BEGIN Input rows

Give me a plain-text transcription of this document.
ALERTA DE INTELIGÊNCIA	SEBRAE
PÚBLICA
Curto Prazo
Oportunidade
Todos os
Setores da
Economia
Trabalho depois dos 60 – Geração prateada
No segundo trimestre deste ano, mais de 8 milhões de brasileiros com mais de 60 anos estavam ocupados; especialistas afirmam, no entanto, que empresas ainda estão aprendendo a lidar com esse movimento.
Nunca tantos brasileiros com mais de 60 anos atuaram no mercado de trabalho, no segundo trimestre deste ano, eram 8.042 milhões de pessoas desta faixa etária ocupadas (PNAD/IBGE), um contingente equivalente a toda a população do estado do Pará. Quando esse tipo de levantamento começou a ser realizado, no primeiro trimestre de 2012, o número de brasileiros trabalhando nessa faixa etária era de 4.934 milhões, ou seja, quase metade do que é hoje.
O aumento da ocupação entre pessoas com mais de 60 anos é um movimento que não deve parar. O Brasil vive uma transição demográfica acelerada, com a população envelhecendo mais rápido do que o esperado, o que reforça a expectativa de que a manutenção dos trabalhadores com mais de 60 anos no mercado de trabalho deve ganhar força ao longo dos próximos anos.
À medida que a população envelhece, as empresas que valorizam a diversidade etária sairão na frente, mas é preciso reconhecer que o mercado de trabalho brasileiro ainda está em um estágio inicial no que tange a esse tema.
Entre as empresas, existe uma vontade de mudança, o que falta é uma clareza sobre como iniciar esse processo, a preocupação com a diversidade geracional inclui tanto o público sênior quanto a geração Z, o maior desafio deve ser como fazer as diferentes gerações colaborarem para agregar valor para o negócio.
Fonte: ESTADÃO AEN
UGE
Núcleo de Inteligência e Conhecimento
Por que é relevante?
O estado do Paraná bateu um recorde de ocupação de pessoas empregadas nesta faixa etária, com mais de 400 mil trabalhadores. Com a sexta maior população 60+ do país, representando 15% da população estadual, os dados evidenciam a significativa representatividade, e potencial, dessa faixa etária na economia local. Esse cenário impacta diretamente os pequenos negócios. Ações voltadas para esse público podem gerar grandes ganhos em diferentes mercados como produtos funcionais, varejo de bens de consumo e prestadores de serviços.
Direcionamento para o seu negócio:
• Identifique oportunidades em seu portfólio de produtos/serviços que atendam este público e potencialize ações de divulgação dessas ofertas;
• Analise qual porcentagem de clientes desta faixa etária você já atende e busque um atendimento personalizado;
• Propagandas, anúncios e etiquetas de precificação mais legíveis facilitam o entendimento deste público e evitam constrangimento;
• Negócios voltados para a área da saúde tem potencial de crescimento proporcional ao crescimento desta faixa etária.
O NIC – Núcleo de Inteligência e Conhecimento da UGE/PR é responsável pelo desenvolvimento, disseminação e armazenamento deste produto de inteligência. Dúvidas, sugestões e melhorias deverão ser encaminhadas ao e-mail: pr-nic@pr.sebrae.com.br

END Input rows

#### Task details:
State the number of lines holding the word "serviços" in the listing. Add nothing else.

#### Solution for this exercise:
2